WORK INSTRUCTIONS
All entries are to be given again verbatim.

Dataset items
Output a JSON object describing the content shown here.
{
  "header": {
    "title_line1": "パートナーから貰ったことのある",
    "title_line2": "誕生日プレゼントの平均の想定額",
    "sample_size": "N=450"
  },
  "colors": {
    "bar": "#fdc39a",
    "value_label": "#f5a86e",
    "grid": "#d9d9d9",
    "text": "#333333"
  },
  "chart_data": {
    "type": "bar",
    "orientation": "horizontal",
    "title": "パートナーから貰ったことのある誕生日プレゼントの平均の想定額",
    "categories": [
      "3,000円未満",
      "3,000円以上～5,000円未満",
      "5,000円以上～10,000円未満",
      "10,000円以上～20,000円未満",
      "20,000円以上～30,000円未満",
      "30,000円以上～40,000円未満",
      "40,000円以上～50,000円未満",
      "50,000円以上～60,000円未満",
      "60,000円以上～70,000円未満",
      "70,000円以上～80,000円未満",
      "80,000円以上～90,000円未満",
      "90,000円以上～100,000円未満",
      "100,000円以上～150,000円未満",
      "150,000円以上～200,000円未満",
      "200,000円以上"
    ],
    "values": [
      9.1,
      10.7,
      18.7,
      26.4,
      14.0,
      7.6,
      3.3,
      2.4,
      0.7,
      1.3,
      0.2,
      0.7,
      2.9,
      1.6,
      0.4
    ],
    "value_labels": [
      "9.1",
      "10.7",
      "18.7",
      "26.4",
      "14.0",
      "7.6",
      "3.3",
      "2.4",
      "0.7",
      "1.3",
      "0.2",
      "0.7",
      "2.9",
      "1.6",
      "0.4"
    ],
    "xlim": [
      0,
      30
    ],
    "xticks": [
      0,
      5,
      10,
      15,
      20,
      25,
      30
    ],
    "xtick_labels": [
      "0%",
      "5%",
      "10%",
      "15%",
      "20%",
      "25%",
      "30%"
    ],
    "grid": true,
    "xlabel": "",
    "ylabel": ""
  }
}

RESULT
Output a JSON object describing the content shown here.
{
  "header": {
    "title_line1": "パートナーから貰ったことのある",
    "title_line2": "誕生日プレゼントの平均の想定額",
    "sample_size": "N=450"
  },
  "colors": {
    "bar": "#fdc39a",
    "value_label": "#f5a86e",
    "grid": "#d9d9d9",
    "text": "#333333"
  },
  "chart_data": {
    "type": "bar",
    "orientation": "horizontal",
    "title": "パートナーから貰ったことのある誕生日プレゼントの平均の想定額",
    "categories": [
      "3,000円未満",
      "3,000円以上～5,000円未満",
      "5,000円以上～10,000円未満",
      "10,000円以上～20,000円未満",
      "20,000円以上～30,000円未満",
      "30,000円以上～40,000円未満",
      "40,000円以上～50,000円未満",
      "50,000円以上～60,000円未満",
      "60,000円以上～70,000円未満",
      "70,000円以上～80,000円未満",
      "80,000円以上～90,000円未満",
      "90,000円以上～100,000円未満",
      "100,000円以上～150,000円未満",
      "150,000円以上～200,000円未満",
      "200,000円以上"
    ],
    "values": [
      9.1,
      10.7,
      18.7,
      26.4,
      14.0,
      7.6,
      3.3,
      2.4,
      0.7,
      1.3,
      0.2,
      0.7,
      2.9,
      1.6,
      0.4
    ],
    "value_labels": [
      "9.1",
      "10.7",
      "18.7",
      "26.4",
      "14.0",
      "7.6",
      "3.3",
      "2.4",
      "0.7",
      "1.3",
      "0.2",
      "0.7",
      "2.9",
      "1.6",
      "0.4"
    ],
    "xlim": [
      0,
      30
    ],
    "xticks": [
      0,
      5,
      10,
      15,
      20,
      25,
      30
    ],
    "xtick_labels": [
      "0%",
      "5%",
      "10%",
      "15%",
      "20%",
      "25%",
      "30%"
    ],
    "grid": true,
    "xlabel": "",
    "ylabel": ""
  }
}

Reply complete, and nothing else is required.